** Task directions **
Every line that contains the word "иных" should be copied.

--- Start Provided records ---

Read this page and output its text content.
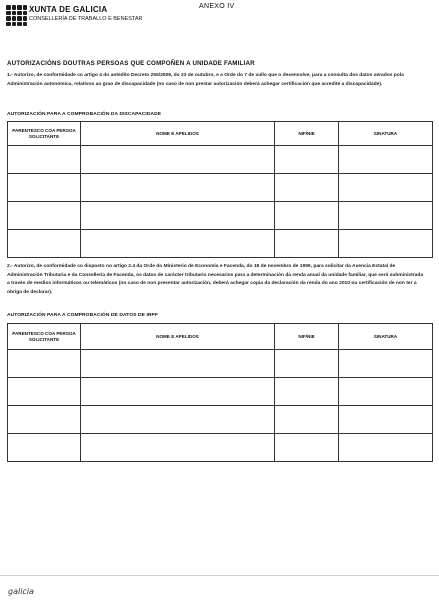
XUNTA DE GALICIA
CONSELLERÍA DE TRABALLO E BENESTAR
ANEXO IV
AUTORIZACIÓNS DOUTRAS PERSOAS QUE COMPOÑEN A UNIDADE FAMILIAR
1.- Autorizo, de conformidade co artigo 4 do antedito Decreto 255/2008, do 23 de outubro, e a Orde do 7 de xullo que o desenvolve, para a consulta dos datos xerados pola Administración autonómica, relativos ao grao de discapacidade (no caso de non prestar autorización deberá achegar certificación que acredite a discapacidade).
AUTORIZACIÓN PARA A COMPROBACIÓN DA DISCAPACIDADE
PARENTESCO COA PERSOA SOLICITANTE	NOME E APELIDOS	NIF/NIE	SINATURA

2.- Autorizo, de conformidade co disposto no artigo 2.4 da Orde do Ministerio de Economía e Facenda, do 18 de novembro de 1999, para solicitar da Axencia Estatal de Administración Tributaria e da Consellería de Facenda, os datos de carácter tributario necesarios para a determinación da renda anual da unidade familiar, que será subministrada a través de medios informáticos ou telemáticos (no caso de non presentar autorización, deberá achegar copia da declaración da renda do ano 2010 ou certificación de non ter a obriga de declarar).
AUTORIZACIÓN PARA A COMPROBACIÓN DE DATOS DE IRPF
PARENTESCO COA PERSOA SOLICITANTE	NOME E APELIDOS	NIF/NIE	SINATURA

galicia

--- End Provided records ---
--- Start Provided records ---

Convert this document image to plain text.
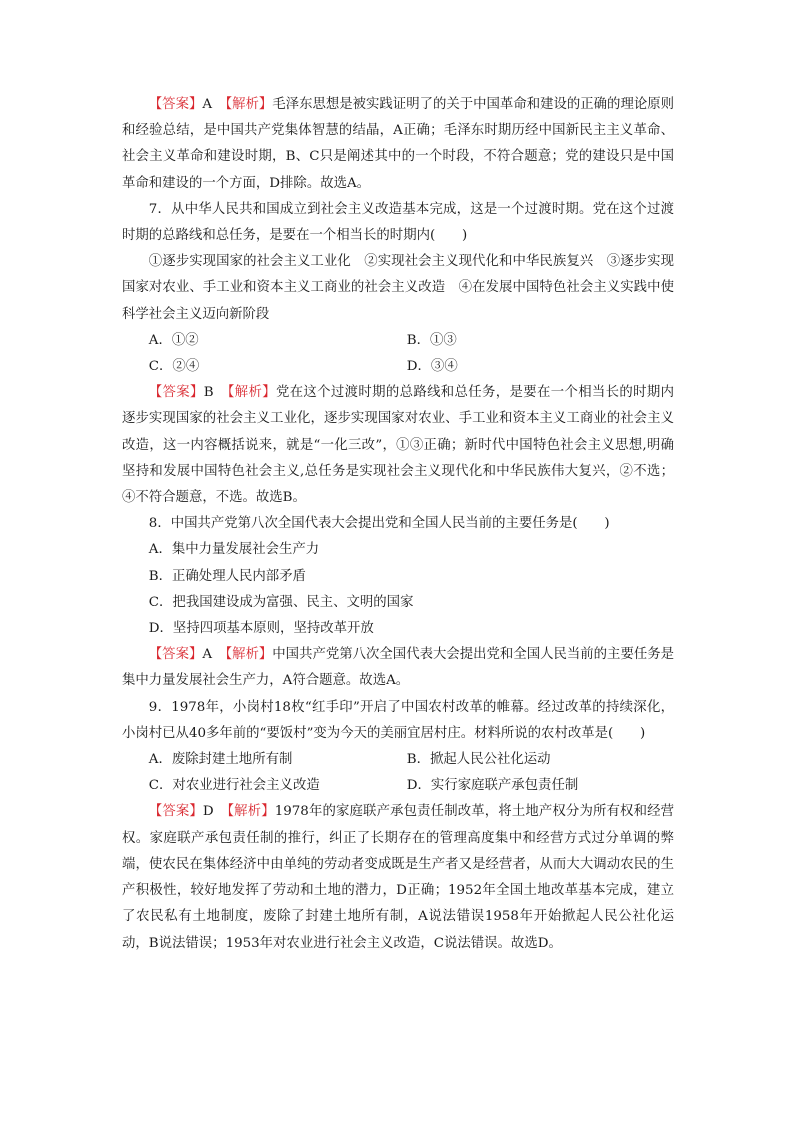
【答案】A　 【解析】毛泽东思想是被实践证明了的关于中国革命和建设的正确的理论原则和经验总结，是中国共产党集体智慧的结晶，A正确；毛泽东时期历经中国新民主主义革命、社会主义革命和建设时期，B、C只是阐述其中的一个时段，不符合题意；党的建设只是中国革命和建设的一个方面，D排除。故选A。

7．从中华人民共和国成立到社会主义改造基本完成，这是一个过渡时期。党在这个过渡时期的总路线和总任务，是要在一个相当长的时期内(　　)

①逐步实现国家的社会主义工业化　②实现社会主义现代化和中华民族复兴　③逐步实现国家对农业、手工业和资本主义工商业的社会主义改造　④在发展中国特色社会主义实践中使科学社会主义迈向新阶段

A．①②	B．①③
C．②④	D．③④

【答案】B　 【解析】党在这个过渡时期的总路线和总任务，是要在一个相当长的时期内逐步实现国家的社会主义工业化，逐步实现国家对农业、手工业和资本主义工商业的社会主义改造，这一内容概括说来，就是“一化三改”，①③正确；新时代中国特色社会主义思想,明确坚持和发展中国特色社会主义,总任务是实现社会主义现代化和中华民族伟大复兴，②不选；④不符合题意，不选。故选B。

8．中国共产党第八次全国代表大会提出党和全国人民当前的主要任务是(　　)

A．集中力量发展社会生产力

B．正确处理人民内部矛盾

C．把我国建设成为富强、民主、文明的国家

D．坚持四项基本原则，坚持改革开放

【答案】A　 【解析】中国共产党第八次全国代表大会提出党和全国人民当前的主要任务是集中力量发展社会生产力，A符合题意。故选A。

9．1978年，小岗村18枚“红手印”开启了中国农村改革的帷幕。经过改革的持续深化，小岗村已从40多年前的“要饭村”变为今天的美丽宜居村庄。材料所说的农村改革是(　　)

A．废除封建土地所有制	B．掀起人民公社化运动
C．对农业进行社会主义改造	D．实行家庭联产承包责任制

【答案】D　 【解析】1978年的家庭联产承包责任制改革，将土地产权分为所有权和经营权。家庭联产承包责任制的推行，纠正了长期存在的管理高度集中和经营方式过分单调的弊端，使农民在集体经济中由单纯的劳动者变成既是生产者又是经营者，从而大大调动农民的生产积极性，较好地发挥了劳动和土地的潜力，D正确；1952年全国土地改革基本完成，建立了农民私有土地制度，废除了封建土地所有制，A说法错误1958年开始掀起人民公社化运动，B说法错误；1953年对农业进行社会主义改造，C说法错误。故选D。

--- End Provided records ---
--- Start Provided records ---

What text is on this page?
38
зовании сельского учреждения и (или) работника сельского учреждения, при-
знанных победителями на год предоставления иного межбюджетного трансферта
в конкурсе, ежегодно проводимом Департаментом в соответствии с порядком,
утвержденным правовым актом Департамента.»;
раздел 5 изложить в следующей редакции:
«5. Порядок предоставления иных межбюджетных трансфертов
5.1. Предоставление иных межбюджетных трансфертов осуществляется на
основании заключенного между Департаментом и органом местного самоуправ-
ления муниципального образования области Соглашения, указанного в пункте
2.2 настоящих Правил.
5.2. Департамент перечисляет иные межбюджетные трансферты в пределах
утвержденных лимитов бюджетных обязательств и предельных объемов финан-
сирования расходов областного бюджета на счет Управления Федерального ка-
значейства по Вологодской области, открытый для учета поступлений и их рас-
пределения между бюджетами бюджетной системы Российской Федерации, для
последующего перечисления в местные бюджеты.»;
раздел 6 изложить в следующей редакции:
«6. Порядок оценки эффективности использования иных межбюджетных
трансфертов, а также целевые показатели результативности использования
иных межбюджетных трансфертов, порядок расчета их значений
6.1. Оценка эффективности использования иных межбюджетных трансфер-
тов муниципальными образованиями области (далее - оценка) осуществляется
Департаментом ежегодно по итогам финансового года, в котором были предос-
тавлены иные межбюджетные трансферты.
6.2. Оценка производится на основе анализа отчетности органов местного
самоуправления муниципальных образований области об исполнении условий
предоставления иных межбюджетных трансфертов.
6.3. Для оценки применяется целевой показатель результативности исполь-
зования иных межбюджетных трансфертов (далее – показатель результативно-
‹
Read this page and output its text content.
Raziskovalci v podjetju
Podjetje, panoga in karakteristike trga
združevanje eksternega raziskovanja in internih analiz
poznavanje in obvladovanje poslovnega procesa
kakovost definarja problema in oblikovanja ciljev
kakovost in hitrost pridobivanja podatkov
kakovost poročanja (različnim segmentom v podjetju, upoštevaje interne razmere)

--- End Provided records ---

** Correct response **
«5. Порядок предоставления иных межбюджетных трансфертов
5.1. Предоставление иных межбюджетных трансфертов осуществляется на
«6. Порядок оценки эффективности использования иных межбюджетных
иных межбюджетных трансфертов, порядок расчета их значений
6.1. Оценка эффективности использования иных межбюджетных трансфер-
предоставления иных межбюджетных трансфертов.
зования иных межбюджетных трансфертов (далее – показатель результативно-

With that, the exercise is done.